TO DO — Write every record out again exactly, and keep images out of it.
--- START OF INPUT MATERIAL ---
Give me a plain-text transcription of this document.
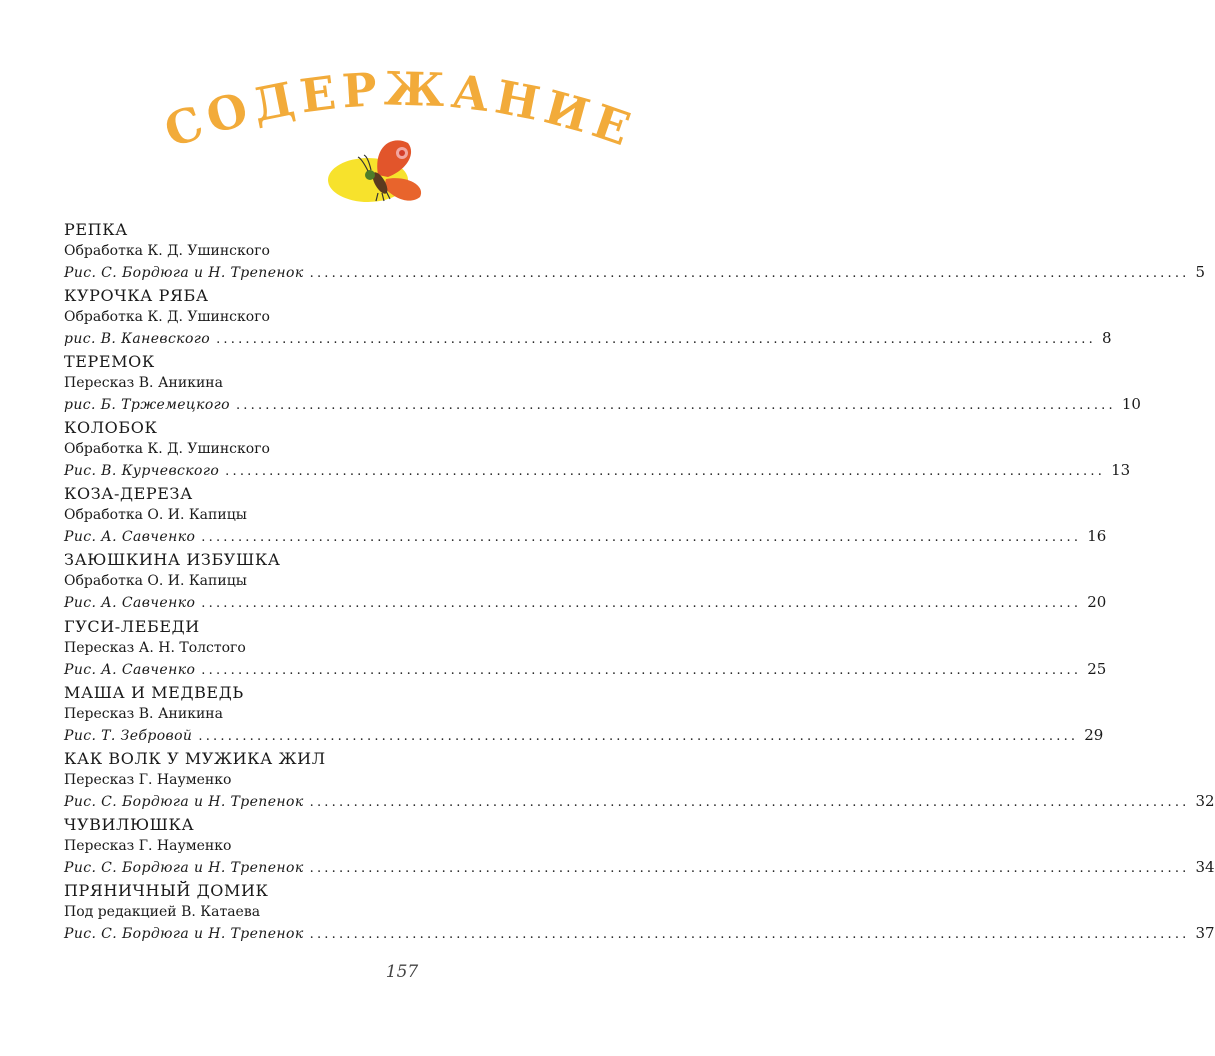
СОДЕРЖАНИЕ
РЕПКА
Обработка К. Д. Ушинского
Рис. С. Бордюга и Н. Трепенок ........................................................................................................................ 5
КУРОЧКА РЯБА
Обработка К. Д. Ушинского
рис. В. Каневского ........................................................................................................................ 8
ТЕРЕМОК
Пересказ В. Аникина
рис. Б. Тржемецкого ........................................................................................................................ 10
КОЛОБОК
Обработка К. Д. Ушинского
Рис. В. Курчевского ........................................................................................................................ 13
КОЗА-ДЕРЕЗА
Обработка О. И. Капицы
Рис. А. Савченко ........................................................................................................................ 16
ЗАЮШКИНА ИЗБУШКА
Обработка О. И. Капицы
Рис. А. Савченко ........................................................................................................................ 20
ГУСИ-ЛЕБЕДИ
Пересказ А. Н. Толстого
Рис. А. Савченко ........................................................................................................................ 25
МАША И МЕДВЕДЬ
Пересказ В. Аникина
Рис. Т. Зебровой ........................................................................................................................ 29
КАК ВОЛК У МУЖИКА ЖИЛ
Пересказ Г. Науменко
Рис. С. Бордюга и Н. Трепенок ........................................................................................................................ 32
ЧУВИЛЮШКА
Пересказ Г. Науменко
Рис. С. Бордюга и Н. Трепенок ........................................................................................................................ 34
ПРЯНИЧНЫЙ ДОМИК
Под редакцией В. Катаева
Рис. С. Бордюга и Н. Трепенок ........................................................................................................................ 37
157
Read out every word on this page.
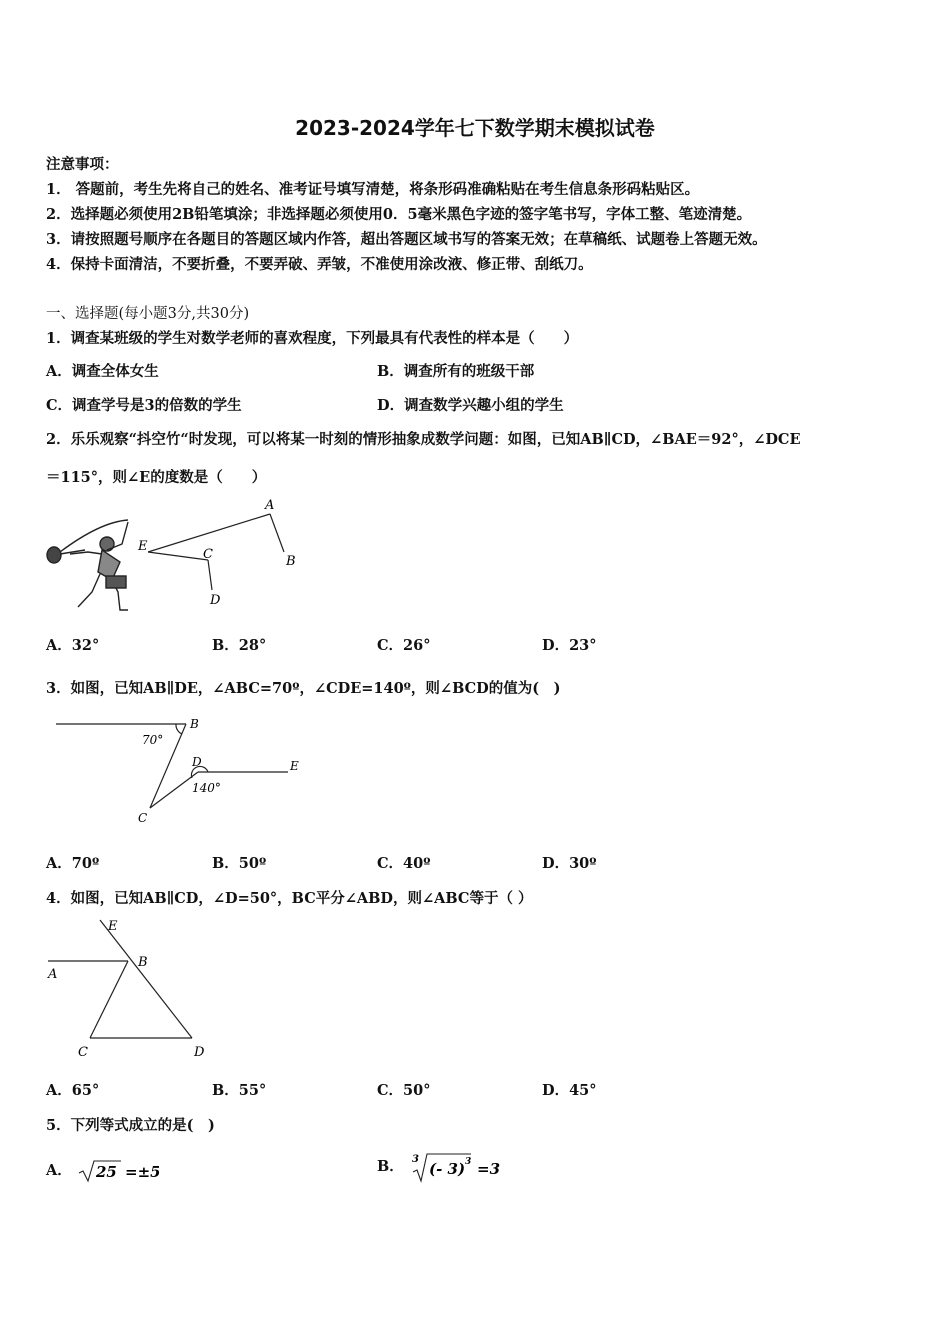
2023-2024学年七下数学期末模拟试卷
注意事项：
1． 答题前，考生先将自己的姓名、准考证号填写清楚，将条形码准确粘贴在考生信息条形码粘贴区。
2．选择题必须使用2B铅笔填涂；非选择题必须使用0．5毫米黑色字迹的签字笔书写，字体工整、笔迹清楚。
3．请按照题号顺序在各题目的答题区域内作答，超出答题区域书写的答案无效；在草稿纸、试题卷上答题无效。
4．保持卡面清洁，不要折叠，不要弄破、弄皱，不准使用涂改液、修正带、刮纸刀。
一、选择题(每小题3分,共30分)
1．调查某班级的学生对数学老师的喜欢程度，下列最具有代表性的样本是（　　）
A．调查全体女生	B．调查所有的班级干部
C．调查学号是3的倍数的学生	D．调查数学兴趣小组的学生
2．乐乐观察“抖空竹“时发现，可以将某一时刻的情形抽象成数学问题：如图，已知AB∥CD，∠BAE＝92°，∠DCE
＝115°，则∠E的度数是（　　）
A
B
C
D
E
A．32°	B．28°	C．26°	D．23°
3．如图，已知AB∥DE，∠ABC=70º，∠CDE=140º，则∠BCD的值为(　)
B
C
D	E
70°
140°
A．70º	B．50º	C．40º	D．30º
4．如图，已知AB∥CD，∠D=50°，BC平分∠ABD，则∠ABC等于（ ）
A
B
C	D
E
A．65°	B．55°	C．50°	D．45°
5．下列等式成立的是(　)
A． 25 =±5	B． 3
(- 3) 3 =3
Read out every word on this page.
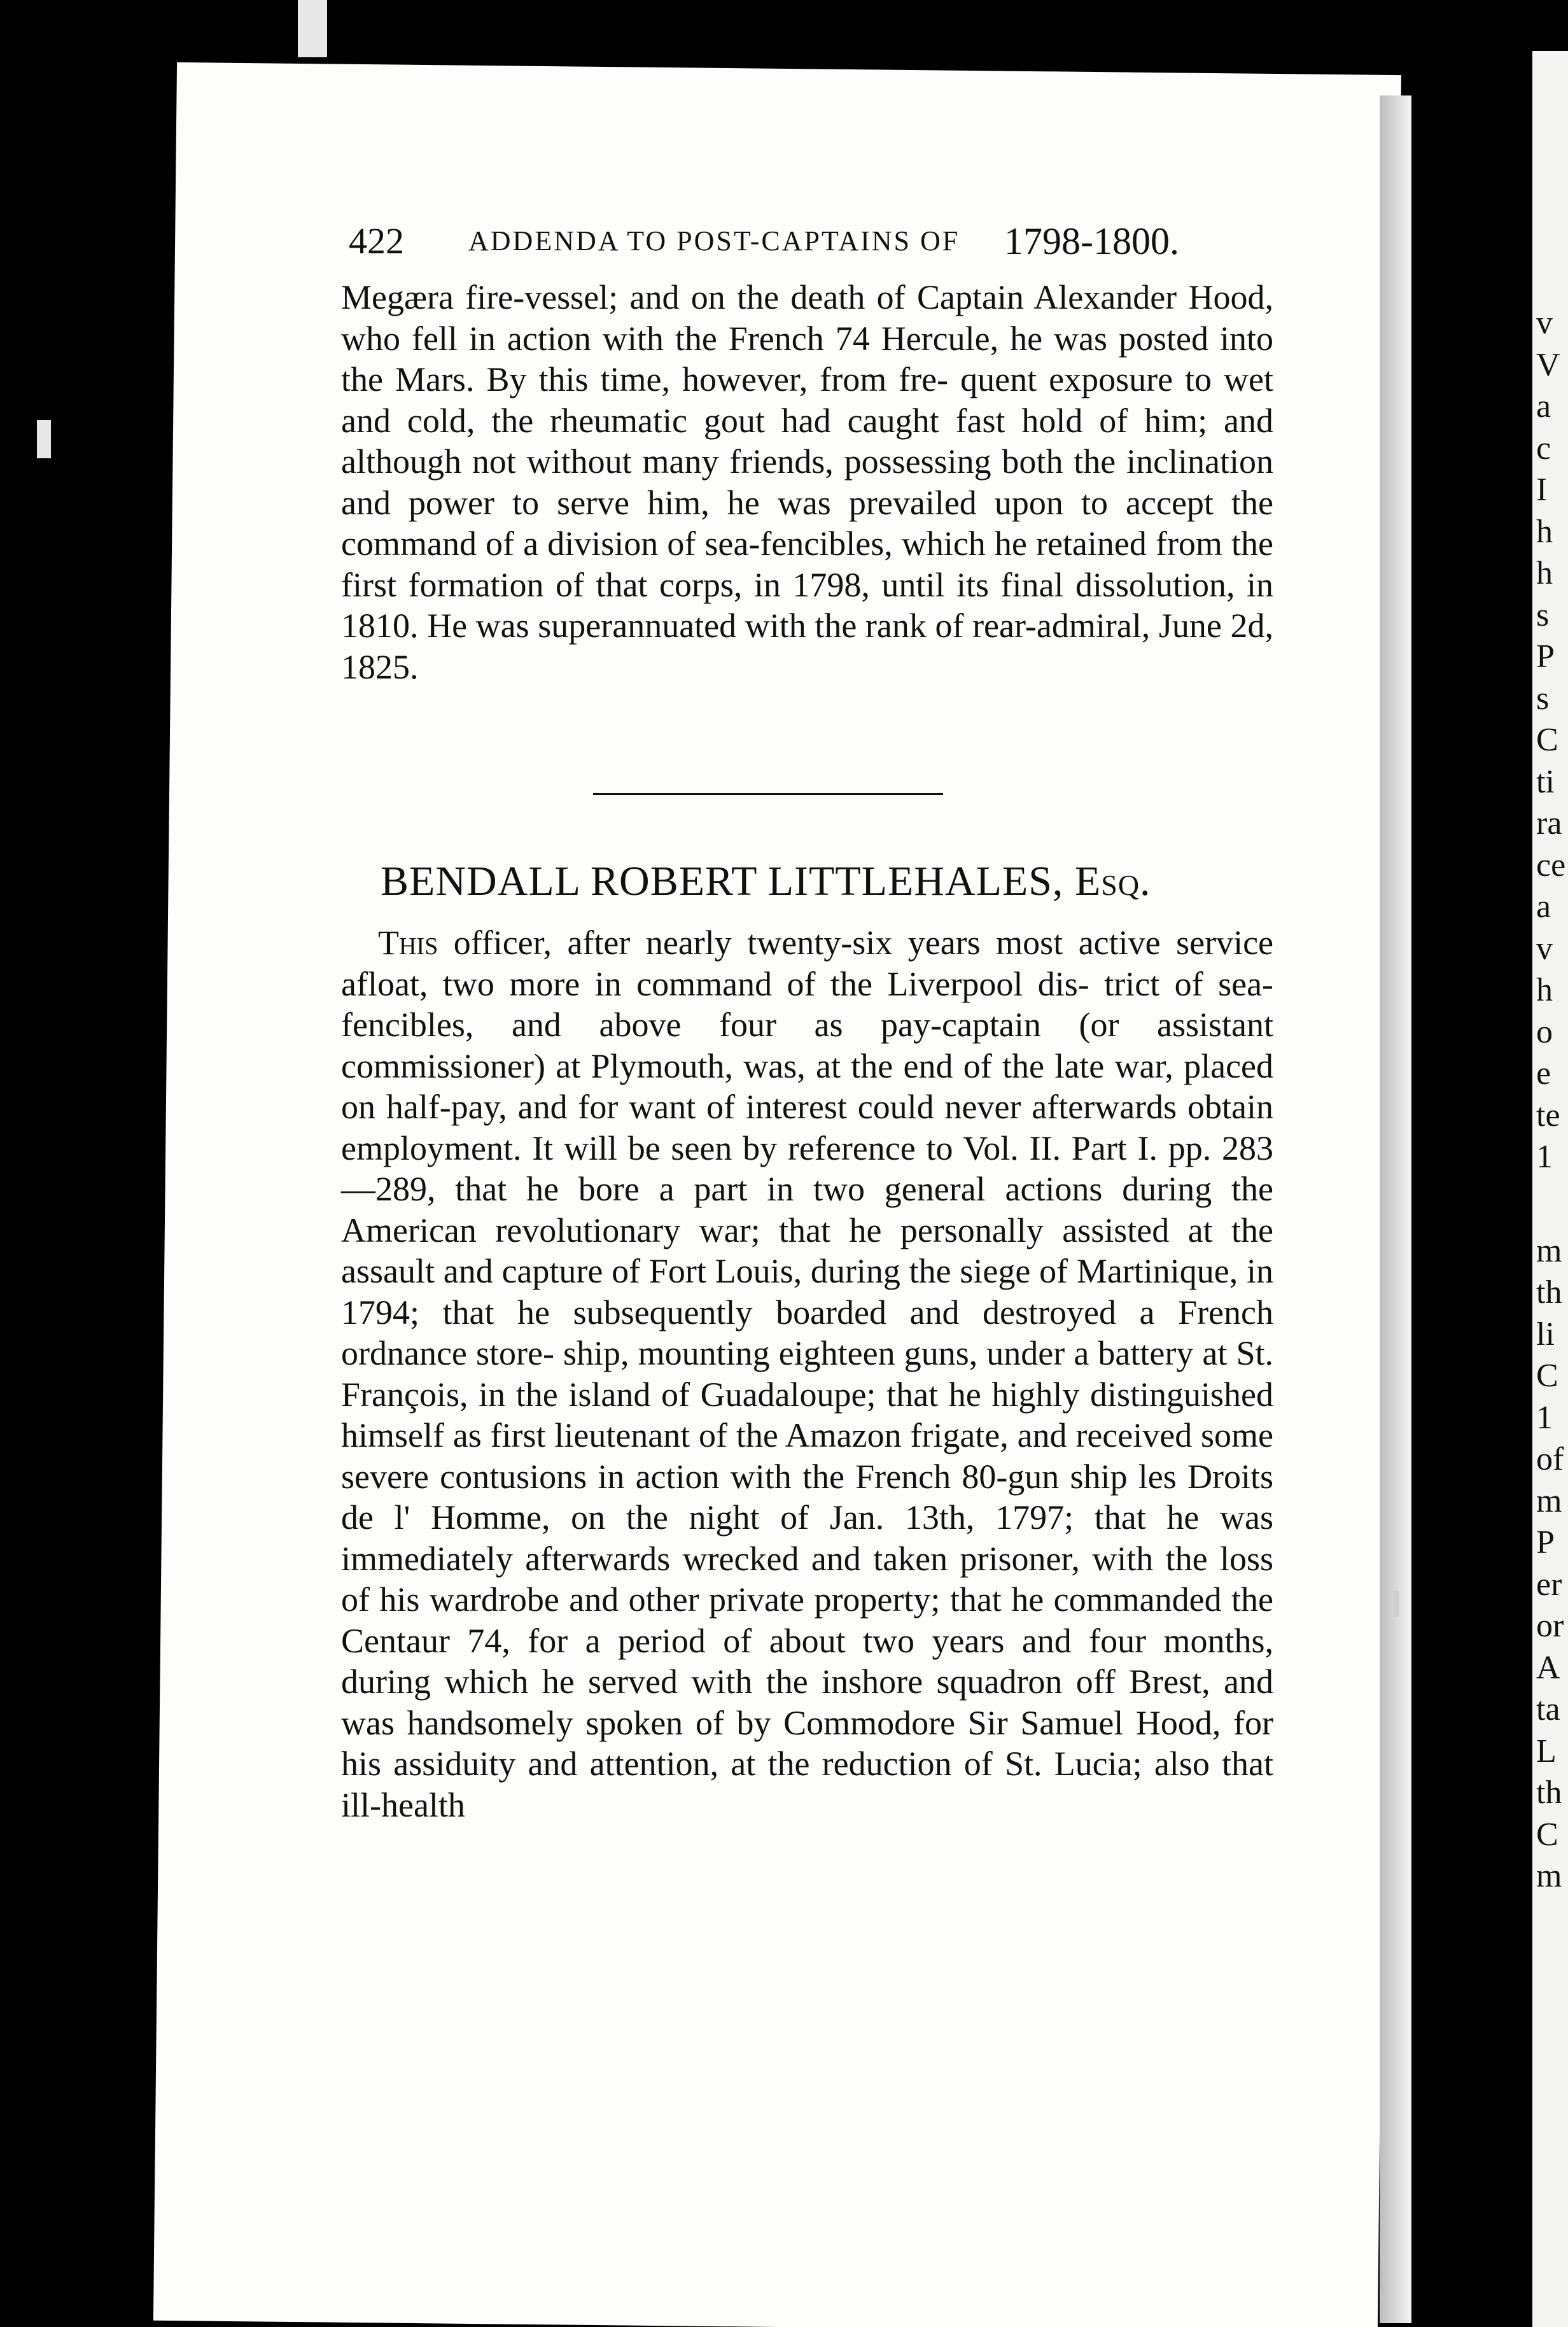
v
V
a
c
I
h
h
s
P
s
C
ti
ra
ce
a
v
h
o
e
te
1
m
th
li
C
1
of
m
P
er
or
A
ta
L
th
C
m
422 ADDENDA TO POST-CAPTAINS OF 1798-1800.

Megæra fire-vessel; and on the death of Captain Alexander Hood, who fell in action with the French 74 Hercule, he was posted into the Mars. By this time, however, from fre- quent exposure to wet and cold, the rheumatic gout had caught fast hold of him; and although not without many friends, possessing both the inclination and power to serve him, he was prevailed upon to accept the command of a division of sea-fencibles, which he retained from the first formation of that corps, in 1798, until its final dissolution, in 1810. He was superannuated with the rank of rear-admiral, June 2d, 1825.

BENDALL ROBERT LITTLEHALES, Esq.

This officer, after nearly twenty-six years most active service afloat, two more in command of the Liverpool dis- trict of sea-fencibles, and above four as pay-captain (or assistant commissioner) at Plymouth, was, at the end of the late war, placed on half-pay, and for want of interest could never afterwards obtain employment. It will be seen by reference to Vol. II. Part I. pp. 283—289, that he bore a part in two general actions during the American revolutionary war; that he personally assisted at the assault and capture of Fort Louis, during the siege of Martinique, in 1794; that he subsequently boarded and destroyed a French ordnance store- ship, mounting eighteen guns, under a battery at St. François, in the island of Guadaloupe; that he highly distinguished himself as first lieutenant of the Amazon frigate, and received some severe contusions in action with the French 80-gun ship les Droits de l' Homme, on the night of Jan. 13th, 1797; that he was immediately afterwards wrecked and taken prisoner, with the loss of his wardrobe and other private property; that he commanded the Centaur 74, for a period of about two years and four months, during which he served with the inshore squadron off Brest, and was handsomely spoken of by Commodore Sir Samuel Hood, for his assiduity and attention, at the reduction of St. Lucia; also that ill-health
--- END OF INPUT MATERIAL ---
FINISHED EXERCISE —
Give me a plain-text transcription of this document.
СОДЕРЖАНИЕ
РЕПКА
Обработка К. Д. Ушинского
Рис. С. Бордюга и Н. Трепенок ........................................................................................................................ 5
КУРОЧКА РЯБА
Обработка К. Д. Ушинского
рис. В. Каневского ........................................................................................................................ 8
ТЕРЕМОК
Пересказ В. Аникина
рис. Б. Тржемецкого ........................................................................................................................ 10
КОЛОБОК
Обработка К. Д. Ушинского
Рис. В. Курчевского ........................................................................................................................ 13
КОЗА-ДЕРЕЗА
Обработка О. И. Капицы
Рис. А. Савченко ........................................................................................................................ 16
ЗАЮШКИНА ИЗБУШКА
Обработка О. И. Капицы
Рис. А. Савченко ........................................................................................................................ 20
ГУСИ-ЛЕБЕДИ
Пересказ А. Н. Толстого
Рис. А. Савченко ........................................................................................................................ 25
МАША И МЕДВЕДЬ
Пересказ В. Аникина
Рис. Т. Зебровой ........................................................................................................................ 29
КАК ВОЛК У МУЖИКА ЖИЛ
Пересказ Г. Науменко
Рис. С. Бордюга и Н. Трепенок ........................................................................................................................ 32
ЧУВИЛЮШКА
Пересказ Г. Науменко
Рис. С. Бордюга и Н. Трепенок ........................................................................................................................ 34
ПРЯНИЧНЫЙ ДОМИК
Под редакцией В. Катаева
Рис. С. Бордюга и Н. Трепенок ........................................................................................................................ 37
157
Read out every word on this page.
2023-2024学年七下数学期末模拟试卷
注意事项：
1． 答题前，考生先将自己的姓名、准考证号填写清楚，将条形码准确粘贴在考生信息条形码粘贴区。
2．选择题必须使用2B铅笔填涂；非选择题必须使用0．5毫米黑色字迹的签字笔书写，字体工整、笔迹清楚。
3．请按照题号顺序在各题目的答题区域内作答，超出答题区域书写的答案无效；在草稿纸、试题卷上答题无效。
4．保持卡面清洁，不要折叠，不要弄破、弄皱，不准使用涂改液、修正带、刮纸刀。
一、选择题(每小题3分,共30分)
1．调查某班级的学生对数学老师的喜欢程度，下列最具有代表性的样本是（　　）
A．调查全体女生	B．调查所有的班级干部
C．调查学号是3的倍数的学生	D．调查数学兴趣小组的学生
2．乐乐观察“抖空竹“时发现，可以将某一时刻的情形抽象成数学问题：如图，已知AB∥CD，∠BAE＝92°，∠DCE
＝115°，则∠E的度数是（　　）
A
B
C
D
E
A．32°	B．28°	C．26°	D．23°
3．如图，已知AB∥DE，∠ABC=70º，∠CDE=140º，则∠BCD的值为(　)
B
C
D	E
70°
140°
A．70º	B．50º	C．40º	D．30º
4．如图，已知AB∥CD，∠D=50°，BC平分∠ABD，则∠ABC等于（ ）
A
B
C	D
E
A．65°	B．55°	C．50°	D．45°
5．下列等式成立的是(　)
A． 25 =±5	B． 3
(- 3) 3 =3
Read out every word on this page.
v
V
a
c
I
h
h
s
P
s
C
ti
ra
ce
a
v
h
o
e
te
1
m
th
li
C
1
of
m
P
er
or
A
ta
L
th
C
m
422 ADDENDA TO POST-CAPTAINS OF 1798-1800.

Megæra fire-vessel; and on the death of Captain Alexander Hood, who fell in action with the French 74 Hercule, he was posted into the Mars. By this time, however, from fre- quent exposure to wet and cold, the rheumatic gout had caught fast hold of him; and although not without many friends, possessing both the inclination and power to serve him, he was prevailed upon to accept the command of a division of sea-fencibles, which he retained from the first formation of that corps, in 1798, until its final dissolution, in 1810. He was superannuated with the rank of rear-admiral, June 2d, 1825.

BENDALL ROBERT LITTLEHALES, Esq.

This officer, after nearly twenty-six years most active service afloat, two more in command of the Liverpool dis- trict of sea-fencibles, and above four as pay-captain (or assistant commissioner) at Plymouth, was, at the end of the late war, placed on half-pay, and for want of interest could never afterwards obtain employment. It will be seen by reference to Vol. II. Part I. pp. 283—289, that he bore a part in two general actions during the American revolutionary war; that he personally assisted at the assault and capture of Fort Louis, during the siege of Martinique, in 1794; that he subsequently boarded and destroyed a French ordnance store- ship, mounting eighteen guns, under a battery at St. François, in the island of Guadaloupe; that he highly distinguished himself as first lieutenant of the Amazon frigate, and received some severe contusions in action with the French 80-gun ship les Droits de l' Homme, on the night of Jan. 13th, 1797; that he was immediately afterwards wrecked and taken prisoner, with the loss of his wardrobe and other private property; that he commanded the Centaur 74, for a period of about two years and four months, during which he served with the inshore squadron off Brest, and was handsomely spoken of by Commodore Sir Samuel Hood, for his assiduity and attention, at the reduction of St. Lucia; also that ill-health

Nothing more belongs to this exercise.